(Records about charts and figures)
□ □ □

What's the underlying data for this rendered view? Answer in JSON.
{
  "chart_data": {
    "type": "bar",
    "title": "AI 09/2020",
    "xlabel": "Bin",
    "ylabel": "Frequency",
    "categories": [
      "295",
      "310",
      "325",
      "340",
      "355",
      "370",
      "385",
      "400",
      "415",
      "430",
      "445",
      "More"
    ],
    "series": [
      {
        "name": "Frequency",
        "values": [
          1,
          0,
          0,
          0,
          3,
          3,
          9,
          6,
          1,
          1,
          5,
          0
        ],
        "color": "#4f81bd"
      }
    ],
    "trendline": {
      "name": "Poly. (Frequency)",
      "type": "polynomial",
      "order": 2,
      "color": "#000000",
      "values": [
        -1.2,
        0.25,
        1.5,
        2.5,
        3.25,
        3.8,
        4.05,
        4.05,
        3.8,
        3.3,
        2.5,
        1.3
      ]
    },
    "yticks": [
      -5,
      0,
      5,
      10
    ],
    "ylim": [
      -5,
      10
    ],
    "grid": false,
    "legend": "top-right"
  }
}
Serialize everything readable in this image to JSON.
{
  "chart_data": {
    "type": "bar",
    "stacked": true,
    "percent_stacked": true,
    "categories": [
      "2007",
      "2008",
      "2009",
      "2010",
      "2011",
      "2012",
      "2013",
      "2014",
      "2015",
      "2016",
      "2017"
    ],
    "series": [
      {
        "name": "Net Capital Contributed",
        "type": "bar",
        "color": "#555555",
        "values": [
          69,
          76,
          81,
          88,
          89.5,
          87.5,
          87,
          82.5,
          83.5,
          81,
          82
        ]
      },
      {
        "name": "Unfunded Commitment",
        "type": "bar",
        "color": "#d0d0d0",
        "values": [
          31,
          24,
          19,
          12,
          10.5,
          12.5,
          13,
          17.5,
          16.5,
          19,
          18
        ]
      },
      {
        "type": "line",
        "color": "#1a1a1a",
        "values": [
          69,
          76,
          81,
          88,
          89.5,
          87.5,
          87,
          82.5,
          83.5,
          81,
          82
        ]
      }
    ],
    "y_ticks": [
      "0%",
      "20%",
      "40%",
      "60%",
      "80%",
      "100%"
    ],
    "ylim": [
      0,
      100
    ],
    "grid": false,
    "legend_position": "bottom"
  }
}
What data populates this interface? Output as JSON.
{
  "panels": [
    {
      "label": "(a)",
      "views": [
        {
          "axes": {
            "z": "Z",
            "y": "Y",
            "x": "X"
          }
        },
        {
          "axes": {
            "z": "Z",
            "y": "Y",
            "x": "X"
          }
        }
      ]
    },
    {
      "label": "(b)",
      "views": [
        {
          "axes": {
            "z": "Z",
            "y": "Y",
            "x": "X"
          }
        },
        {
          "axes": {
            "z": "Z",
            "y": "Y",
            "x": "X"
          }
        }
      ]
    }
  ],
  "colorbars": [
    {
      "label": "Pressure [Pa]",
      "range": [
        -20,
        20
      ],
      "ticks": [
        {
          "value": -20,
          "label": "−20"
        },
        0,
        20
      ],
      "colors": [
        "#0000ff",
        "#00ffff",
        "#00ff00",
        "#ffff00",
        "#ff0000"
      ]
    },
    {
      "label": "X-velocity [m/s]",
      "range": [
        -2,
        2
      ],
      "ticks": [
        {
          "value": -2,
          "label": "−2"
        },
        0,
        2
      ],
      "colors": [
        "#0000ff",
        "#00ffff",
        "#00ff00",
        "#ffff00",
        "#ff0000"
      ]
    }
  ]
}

□ □ □

* **WHAT THE TASK ASKS**: Pull out every line in the data above that has the word "name".

* **SOLVED PROBLEM**:
        "name": "Frequency",
      "name": "Poly. (Frequency)",
        "name": "Net Capital Contributed",
        "name": "Unfunded Commitment",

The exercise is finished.